------ Supplied material ------
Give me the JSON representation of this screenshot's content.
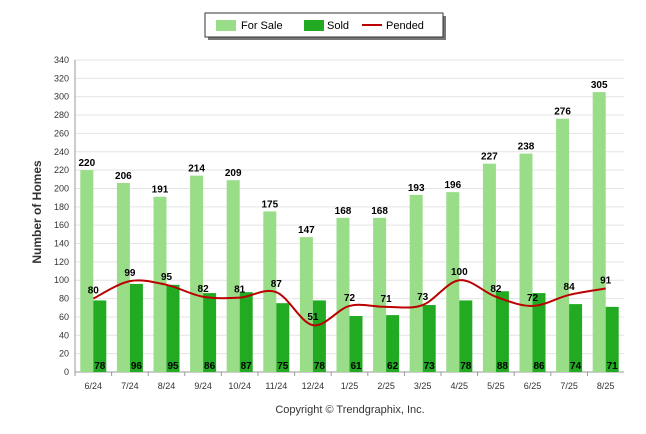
{
  "chart_data": {
    "type": "bar",
    "categories": [
      "6/24",
      "7/24",
      "8/24",
      "9/24",
      "10/24",
      "11/24",
      "12/24",
      "1/25",
      "2/25",
      "3/25",
      "4/25",
      "5/25",
      "6/25",
      "7/25",
      "8/25"
    ],
    "series": [
      {
        "name": "For Sale",
        "type": "bar",
        "color": "#99dd88",
        "values": [
          220,
          206,
          191,
          214,
          209,
          175,
          147,
          168,
          168,
          193,
          196,
          227,
          238,
          276,
          305
        ]
      },
      {
        "name": "Sold",
        "type": "bar",
        "color": "#22aa22",
        "values": [
          78,
          96,
          95,
          86,
          87,
          75,
          78,
          61,
          62,
          73,
          78,
          88,
          86,
          74,
          71
        ]
      },
      {
        "name": "Pended",
        "type": "line",
        "color": "#bb0000",
        "values": [
          80,
          99,
          95,
          82,
          81,
          87,
          51,
          72,
          71,
          73,
          100,
          82,
          72,
          84,
          91
        ]
      }
    ],
    "ylabel": "Number of Homes",
    "ylim": [
      0,
      340
    ],
    "yticks": [
      0,
      20,
      40,
      60,
      80,
      100,
      120,
      140,
      160,
      180,
      200,
      220,
      240,
      260,
      280,
      300,
      320,
      340
    ],
    "grid": true,
    "legend_position": "top-center"
  },
  "footer": "Copyright © Trendgraphix, Inc."
}
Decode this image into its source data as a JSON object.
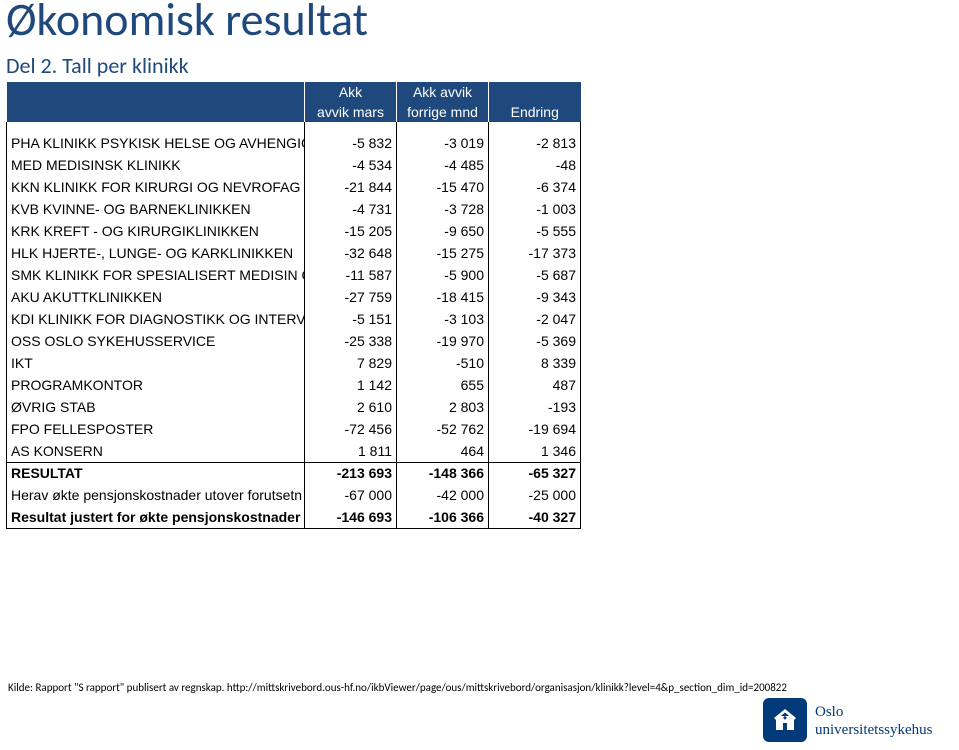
{
  "heading": "Økonomisk resultat",
  "subheading": "Del 2. Tall per klinikk",
  "colors": {
    "heading": "#1f497d",
    "table_header_bg": "#1f497d",
    "table_header_fg": "#ffffff",
    "grid": "#000000",
    "logo_primary": "#003a78"
  },
  "table": {
    "header_row1": [
      "",
      "Akk",
      "Akk avvik",
      ""
    ],
    "header_row2": [
      "",
      "avvik mars",
      "forrige mnd",
      "Endring"
    ],
    "rows": [
      {
        "label": "PHA KLINIKK PSYKISK HELSE OG AVHENGIGHET",
        "v": [
          "-5 832",
          "-3 019",
          "-2 813"
        ]
      },
      {
        "label": "MED MEDISINSK KLINIKK",
        "v": [
          "-4 534",
          "-4 485",
          "-48"
        ]
      },
      {
        "label": "KKN KLINIKK FOR KIRURGI OG NEVROFAG",
        "v": [
          "-21 844",
          "-15 470",
          "-6 374"
        ]
      },
      {
        "label": "KVB KVINNE- OG BARNEKLINIKKEN",
        "v": [
          "-4 731",
          "-3 728",
          "-1 003"
        ]
      },
      {
        "label": "KRK KREFT - OG KIRURGIKLINIKKEN",
        "v": [
          "-15 205",
          "-9 650",
          "-5 555"
        ]
      },
      {
        "label": "HLK HJERTE-, LUNGE- OG KARKLINIKKEN",
        "v": [
          "-32 648",
          "-15 275",
          "-17 373"
        ]
      },
      {
        "label": "SMK KLINIKK FOR SPESIALISERT MEDISIN OG",
        "v": [
          "-11 587",
          "-5 900",
          "-5 687"
        ]
      },
      {
        "label": "AKU AKUTTKLINIKKEN",
        "v": [
          "-27 759",
          "-18 415",
          "-9 343"
        ]
      },
      {
        "label": "KDI KLINIKK FOR DIAGNOSTIKK OG INTERVEN",
        "v": [
          "-5 151",
          "-3 103",
          "-2 047"
        ]
      },
      {
        "label": "OSS OSLO SYKEHUSSERVICE",
        "v": [
          "-25 338",
          "-19 970",
          "-5 369"
        ]
      },
      {
        "label": "IKT",
        "v": [
          "7 829",
          "-510",
          "8 339"
        ]
      },
      {
        "label": "PROGRAMKONTOR",
        "v": [
          "1 142",
          "655",
          "487"
        ]
      },
      {
        "label": "ØVRIG STAB",
        "v": [
          "2 610",
          "2 803",
          "-193"
        ]
      },
      {
        "label": "FPO FELLESPOSTER",
        "v": [
          "-72 456",
          "-52 762",
          "-19 694"
        ]
      },
      {
        "label": "AS KONSERN",
        "v": [
          "1 811",
          "464",
          "1 346"
        ]
      }
    ],
    "summary": [
      {
        "label": "RESULTAT",
        "v": [
          "-213 693",
          "-148 366",
          "-65 327"
        ],
        "bold": true
      },
      {
        "label": "Herav økte pensjonskostnader utover forutsetn",
        "v": [
          "-67 000",
          "-42 000",
          "-25 000"
        ],
        "bold": false
      },
      {
        "label": "Resultat justert for økte pensjonskostnader",
        "v": [
          "-146 693",
          "-106 366",
          "-40 327"
        ],
        "bold": true
      }
    ]
  },
  "source_line": "Kilde: Rapport \"S rapport\" publisert av regnskap. http://mittskrivebord.ous-hf.no/ikbViewer/page/ous/mittskrivebord/organisasjon/klinikk?level=4&p_section_dim_id=200822",
  "logo": {
    "line1": "Oslo",
    "line2": "universitetssykehus"
  }
}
------
# Description of the task:
Images should not appear in the copy; retype the listing above exactly.

# Response to this task:
Give me the JSON representation of this screenshot's content.
{
  "chart_data": {
    "type": "bar",
    "categories": [
      "6/24",
      "7/24",
      "8/24",
      "9/24",
      "10/24",
      "11/24",
      "12/24",
      "1/25",
      "2/25",
      "3/25",
      "4/25",
      "5/25",
      "6/25",
      "7/25",
      "8/25"
    ],
    "series": [
      {
        "name": "For Sale",
        "type": "bar",
        "color": "#99dd88",
        "values": [
          220,
          206,
          191,
          214,
          209,
          175,
          147,
          168,
          168,
          193,
          196,
          227,
          238,
          276,
          305
        ]
      },
      {
        "name": "Sold",
        "type": "bar",
        "color": "#22aa22",
        "values": [
          78,
          96,
          95,
          86,
          87,
          75,
          78,
          61,
          62,
          73,
          78,
          88,
          86,
          74,
          71
        ]
      },
      {
        "name": "Pended",
        "type": "line",
        "color": "#bb0000",
        "values": [
          80,
          99,
          95,
          82,
          81,
          87,
          51,
          72,
          71,
          73,
          100,
          82,
          72,
          84,
          91
        ]
      }
    ],
    "ylabel": "Number of Homes",
    "ylim": [
      0,
      340
    ],
    "yticks": [
      0,
      20,
      40,
      60,
      80,
      100,
      120,
      140,
      160,
      180,
      200,
      220,
      240,
      260,
      280,
      300,
      320,
      340
    ],
    "grid": true,
    "legend_position": "top-center"
  },
  "footer": "Copyright © Trendgraphix, Inc."
}
Decode this image into its source data as a JSON object.
{
  "heading": "Økonomisk resultat",
  "subheading": "Del 2. Tall per klinikk",
  "colors": {
    "heading": "#1f497d",
    "table_header_bg": "#1f497d",
    "table_header_fg": "#ffffff",
    "grid": "#000000",
    "logo_primary": "#003a78"
  },
  "table": {
    "header_row1": [
      "",
      "Akk",
      "Akk avvik",
      ""
    ],
    "header_row2": [
      "",
      "avvik mars",
      "forrige mnd",
      "Endring"
    ],
    "rows": [
      {
        "label": "PHA KLINIKK PSYKISK HELSE OG AVHENGIGHET",
        "v": [
          "-5 832",
          "-3 019",
          "-2 813"
        ]
      },
      {
        "label": "MED MEDISINSK KLINIKK",
        "v": [
          "-4 534",
          "-4 485",
          "-48"
        ]
      },
      {
        "label": "KKN KLINIKK FOR KIRURGI OG NEVROFAG",
        "v": [
          "-21 844",
          "-15 470",
          "-6 374"
        ]
      },
      {
        "label": "KVB KVINNE- OG BARNEKLINIKKEN",
        "v": [
          "-4 731",
          "-3 728",
          "-1 003"
        ]
      },
      {
        "label": "KRK KREFT - OG KIRURGIKLINIKKEN",
        "v": [
          "-15 205",
          "-9 650",
          "-5 555"
        ]
      },
      {
        "label": "HLK HJERTE-, LUNGE- OG KARKLINIKKEN",
        "v": [
          "-32 648",
          "-15 275",
          "-17 373"
        ]
      },
      {
        "label": "SMK KLINIKK FOR SPESIALISERT MEDISIN OG",
        "v": [
          "-11 587",
          "-5 900",
          "-5 687"
        ]
      },
      {
        "label": "AKU AKUTTKLINIKKEN",
        "v": [
          "-27 759",
          "-18 415",
          "-9 343"
        ]
      },
      {
        "label": "KDI KLINIKK FOR DIAGNOSTIKK OG INTERVEN",
        "v": [
          "-5 151",
          "-3 103",
          "-2 047"
        ]
      },
      {
        "label": "OSS OSLO SYKEHUSSERVICE",
        "v": [
          "-25 338",
          "-19 970",
          "-5 369"
        ]
      },
      {
        "label": "IKT",
        "v": [
          "7 829",
          "-510",
          "8 339"
        ]
      },
      {
        "label": "PROGRAMKONTOR",
        "v": [
          "1 142",
          "655",
          "487"
        ]
      },
      {
        "label": "ØVRIG STAB",
        "v": [
          "2 610",
          "2 803",
          "-193"
        ]
      },
      {
        "label": "FPO FELLESPOSTER",
        "v": [
          "-72 456",
          "-52 762",
          "-19 694"
        ]
      },
      {
        "label": "AS KONSERN",
        "v": [
          "1 811",
          "464",
          "1 346"
        ]
      }
    ],
    "summary": [
      {
        "label": "RESULTAT",
        "v": [
          "-213 693",
          "-148 366",
          "-65 327"
        ],
        "bold": true
      },
      {
        "label": "Herav økte pensjonskostnader utover forutsetn",
        "v": [
          "-67 000",
          "-42 000",
          "-25 000"
        ],
        "bold": false
      },
      {
        "label": "Resultat justert for økte pensjonskostnader",
        "v": [
          "-146 693",
          "-106 366",
          "-40 327"
        ],
        "bold": true
      }
    ]
  },
  "source_line": "Kilde: Rapport \"S rapport\" publisert av regnskap. http://mittskrivebord.ous-hf.no/ikbViewer/page/ous/mittskrivebord/organisasjon/klinikk?level=4&p_section_dim_id=200822",
  "logo": {
    "line1": "Oslo",
    "line2": "universitetssykehus"
  }
}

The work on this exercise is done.